#### [Records for the task]
——
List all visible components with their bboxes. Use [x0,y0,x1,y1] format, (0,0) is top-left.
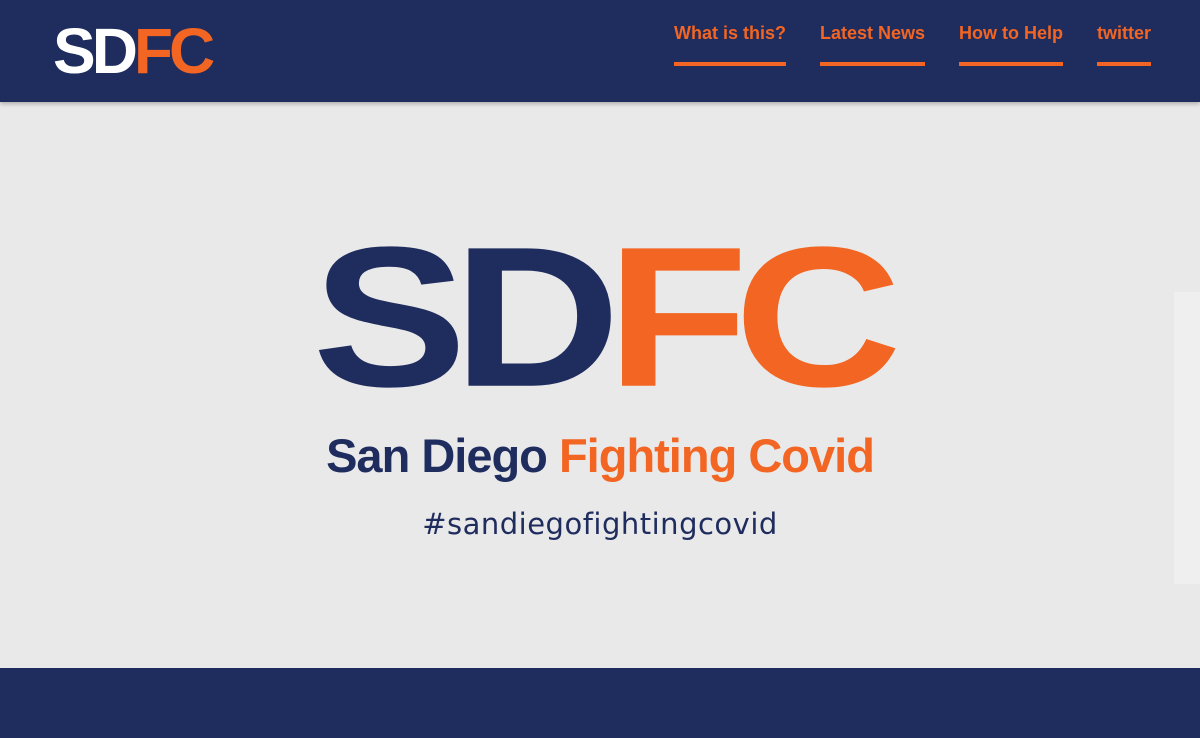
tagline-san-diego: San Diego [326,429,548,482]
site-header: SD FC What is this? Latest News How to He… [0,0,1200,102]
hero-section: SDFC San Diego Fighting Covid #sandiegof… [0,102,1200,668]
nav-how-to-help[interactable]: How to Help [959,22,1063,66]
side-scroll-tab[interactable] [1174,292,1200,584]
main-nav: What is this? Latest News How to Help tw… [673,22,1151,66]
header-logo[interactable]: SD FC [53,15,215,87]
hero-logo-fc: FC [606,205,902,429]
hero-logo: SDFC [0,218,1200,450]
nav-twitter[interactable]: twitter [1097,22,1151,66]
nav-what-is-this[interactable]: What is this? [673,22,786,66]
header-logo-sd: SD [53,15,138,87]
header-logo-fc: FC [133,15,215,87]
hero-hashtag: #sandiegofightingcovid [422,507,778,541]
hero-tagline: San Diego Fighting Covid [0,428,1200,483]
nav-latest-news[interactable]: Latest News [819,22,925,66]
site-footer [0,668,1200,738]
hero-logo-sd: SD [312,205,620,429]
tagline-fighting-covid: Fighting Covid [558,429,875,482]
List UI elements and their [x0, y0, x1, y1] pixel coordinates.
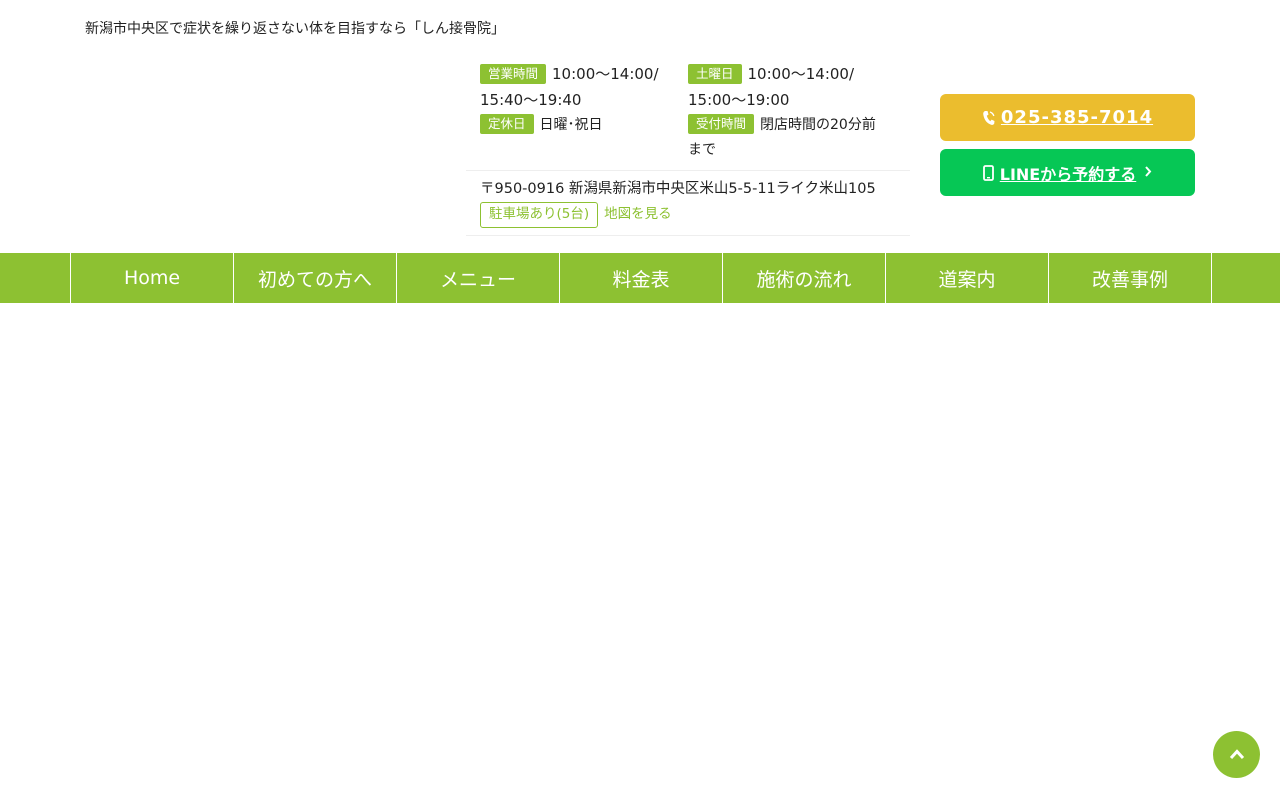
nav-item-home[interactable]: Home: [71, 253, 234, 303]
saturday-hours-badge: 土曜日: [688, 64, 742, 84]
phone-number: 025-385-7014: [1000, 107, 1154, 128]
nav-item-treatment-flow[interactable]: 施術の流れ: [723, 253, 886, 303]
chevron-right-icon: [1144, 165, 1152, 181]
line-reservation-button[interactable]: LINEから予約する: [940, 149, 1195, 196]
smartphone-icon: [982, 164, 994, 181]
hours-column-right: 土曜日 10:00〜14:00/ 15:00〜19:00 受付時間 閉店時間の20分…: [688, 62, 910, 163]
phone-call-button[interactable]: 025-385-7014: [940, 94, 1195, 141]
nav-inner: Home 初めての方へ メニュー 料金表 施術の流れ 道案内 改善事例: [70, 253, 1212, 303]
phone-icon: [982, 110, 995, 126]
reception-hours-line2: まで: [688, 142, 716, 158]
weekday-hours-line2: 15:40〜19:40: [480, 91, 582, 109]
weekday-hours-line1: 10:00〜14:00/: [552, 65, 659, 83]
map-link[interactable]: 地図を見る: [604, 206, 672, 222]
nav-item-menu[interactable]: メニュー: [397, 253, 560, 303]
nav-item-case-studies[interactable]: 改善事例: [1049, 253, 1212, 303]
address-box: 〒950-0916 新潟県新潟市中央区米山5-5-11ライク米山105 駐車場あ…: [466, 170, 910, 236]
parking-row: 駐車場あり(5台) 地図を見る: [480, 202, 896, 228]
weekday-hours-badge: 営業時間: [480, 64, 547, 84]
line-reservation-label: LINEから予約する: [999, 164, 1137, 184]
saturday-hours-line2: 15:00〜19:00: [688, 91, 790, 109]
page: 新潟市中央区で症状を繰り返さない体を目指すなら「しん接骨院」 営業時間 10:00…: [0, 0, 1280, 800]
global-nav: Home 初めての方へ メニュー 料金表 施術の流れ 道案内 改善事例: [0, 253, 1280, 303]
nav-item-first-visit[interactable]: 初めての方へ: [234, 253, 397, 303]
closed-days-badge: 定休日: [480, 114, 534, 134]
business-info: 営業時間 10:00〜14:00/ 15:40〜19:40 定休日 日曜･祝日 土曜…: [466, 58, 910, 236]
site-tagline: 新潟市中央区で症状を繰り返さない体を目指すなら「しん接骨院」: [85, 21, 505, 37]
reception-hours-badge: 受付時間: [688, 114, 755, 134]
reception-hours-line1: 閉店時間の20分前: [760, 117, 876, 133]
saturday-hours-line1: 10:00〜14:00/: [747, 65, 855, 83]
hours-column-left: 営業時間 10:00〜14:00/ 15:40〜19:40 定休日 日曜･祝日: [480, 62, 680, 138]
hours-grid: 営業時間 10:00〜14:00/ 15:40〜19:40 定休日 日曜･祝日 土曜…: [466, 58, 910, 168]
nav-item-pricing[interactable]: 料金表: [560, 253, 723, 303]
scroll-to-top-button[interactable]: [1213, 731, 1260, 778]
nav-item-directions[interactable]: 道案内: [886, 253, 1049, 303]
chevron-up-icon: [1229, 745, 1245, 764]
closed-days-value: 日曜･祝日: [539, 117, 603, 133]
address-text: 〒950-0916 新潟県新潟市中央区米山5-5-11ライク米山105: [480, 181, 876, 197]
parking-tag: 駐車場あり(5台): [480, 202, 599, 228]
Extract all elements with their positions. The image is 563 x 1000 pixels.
——
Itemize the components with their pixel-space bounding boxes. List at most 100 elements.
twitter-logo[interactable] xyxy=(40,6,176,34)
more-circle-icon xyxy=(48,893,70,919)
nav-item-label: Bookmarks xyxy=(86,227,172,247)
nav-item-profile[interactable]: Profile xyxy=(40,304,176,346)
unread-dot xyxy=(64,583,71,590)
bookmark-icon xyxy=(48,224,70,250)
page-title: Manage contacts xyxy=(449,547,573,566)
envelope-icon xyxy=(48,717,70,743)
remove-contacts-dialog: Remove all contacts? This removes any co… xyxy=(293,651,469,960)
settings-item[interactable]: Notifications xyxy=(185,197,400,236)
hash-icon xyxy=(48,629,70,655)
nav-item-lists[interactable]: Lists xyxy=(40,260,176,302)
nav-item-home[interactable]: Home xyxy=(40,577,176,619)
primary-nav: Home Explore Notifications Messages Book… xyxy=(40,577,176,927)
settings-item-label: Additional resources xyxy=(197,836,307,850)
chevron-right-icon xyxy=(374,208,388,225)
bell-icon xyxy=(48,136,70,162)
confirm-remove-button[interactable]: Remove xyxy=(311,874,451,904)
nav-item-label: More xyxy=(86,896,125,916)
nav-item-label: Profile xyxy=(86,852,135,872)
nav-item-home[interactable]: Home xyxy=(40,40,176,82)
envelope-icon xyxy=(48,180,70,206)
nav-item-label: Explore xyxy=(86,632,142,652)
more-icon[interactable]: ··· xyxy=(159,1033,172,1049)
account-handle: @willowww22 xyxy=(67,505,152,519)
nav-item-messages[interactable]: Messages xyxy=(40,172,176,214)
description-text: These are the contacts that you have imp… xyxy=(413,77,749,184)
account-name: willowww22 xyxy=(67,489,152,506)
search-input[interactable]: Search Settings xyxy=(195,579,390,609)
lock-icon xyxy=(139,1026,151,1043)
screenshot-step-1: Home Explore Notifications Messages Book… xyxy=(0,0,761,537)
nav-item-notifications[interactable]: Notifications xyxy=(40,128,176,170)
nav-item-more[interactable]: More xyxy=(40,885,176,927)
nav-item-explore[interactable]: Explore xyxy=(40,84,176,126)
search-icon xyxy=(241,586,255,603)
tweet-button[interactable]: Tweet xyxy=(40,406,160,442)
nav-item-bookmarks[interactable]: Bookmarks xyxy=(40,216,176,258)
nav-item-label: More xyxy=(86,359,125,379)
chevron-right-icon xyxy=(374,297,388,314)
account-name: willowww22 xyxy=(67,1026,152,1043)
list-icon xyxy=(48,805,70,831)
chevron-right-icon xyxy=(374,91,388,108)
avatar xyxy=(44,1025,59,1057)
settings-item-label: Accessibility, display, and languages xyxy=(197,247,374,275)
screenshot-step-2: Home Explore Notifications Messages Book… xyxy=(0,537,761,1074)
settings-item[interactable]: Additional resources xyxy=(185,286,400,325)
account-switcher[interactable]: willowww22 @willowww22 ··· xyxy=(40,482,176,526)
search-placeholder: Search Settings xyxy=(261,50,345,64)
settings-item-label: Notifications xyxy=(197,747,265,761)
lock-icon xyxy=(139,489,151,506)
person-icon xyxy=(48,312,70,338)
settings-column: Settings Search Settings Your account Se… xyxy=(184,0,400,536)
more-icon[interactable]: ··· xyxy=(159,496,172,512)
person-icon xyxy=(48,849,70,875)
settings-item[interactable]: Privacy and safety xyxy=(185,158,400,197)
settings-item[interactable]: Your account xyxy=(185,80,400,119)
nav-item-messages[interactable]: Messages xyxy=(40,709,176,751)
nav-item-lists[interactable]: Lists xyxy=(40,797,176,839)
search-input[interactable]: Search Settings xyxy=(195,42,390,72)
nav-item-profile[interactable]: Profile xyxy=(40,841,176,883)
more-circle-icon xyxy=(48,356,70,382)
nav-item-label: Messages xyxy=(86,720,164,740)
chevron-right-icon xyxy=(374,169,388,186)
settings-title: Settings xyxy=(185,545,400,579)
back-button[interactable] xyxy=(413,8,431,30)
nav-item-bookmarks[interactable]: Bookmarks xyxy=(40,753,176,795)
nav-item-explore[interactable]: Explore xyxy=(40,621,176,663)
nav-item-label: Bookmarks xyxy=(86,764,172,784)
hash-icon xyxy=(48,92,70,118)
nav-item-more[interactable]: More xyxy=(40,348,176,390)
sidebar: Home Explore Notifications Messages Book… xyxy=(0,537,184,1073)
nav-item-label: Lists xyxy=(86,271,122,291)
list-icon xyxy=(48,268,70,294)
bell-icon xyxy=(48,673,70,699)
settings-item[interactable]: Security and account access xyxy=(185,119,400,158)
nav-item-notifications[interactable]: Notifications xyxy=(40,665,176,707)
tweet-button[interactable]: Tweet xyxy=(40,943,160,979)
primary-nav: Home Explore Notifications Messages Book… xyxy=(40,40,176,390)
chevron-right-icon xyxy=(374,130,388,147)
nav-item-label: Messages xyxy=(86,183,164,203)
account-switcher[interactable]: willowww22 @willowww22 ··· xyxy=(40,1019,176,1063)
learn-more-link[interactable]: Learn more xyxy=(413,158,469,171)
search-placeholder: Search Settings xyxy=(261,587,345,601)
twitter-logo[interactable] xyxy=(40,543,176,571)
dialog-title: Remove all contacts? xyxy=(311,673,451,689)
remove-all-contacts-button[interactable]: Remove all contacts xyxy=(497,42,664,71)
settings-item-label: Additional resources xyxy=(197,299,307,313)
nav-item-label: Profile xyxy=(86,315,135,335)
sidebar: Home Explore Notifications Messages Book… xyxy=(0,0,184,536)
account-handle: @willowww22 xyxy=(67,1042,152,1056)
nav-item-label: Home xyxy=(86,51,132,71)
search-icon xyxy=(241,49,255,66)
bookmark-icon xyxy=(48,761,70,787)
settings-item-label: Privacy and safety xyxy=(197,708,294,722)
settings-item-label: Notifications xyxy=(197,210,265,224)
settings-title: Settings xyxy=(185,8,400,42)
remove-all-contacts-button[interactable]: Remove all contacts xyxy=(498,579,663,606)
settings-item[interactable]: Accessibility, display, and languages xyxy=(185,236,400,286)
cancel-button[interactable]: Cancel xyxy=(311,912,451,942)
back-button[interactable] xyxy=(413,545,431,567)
——
#### [What to work on]
Repeat the lines verbatim, beginning with the line that contains "Itemize the components" and continuing through the line that contains "settings-item-label: Additional resources xyxy=(197,836,307,850)".

#### [Response below]
Itemize the components with their pixel-space bounding boxes. List at most 100 elements.
twitter-logo[interactable] xyxy=(40,6,176,34)
more-circle-icon xyxy=(48,893,70,919)
nav-item-label: Bookmarks xyxy=(86,227,172,247)
nav-item-profile[interactable]: Profile xyxy=(40,304,176,346)
unread-dot xyxy=(64,583,71,590)
bookmark-icon xyxy=(48,224,70,250)
page-title: Manage contacts xyxy=(449,547,573,566)
envelope-icon xyxy=(48,717,70,743)
remove-contacts-dialog: Remove all contacts? This removes any co… xyxy=(293,651,469,960)
settings-item[interactable]: Notifications xyxy=(185,197,400,236)
hash-icon xyxy=(48,629,70,655)
nav-item-lists[interactable]: Lists xyxy=(40,260,176,302)
nav-item-home[interactable]: Home xyxy=(40,577,176,619)
primary-nav: Home Explore Notifications Messages Book… xyxy=(40,577,176,927)
settings-item-label: Additional resources xyxy=(197,836,307,850)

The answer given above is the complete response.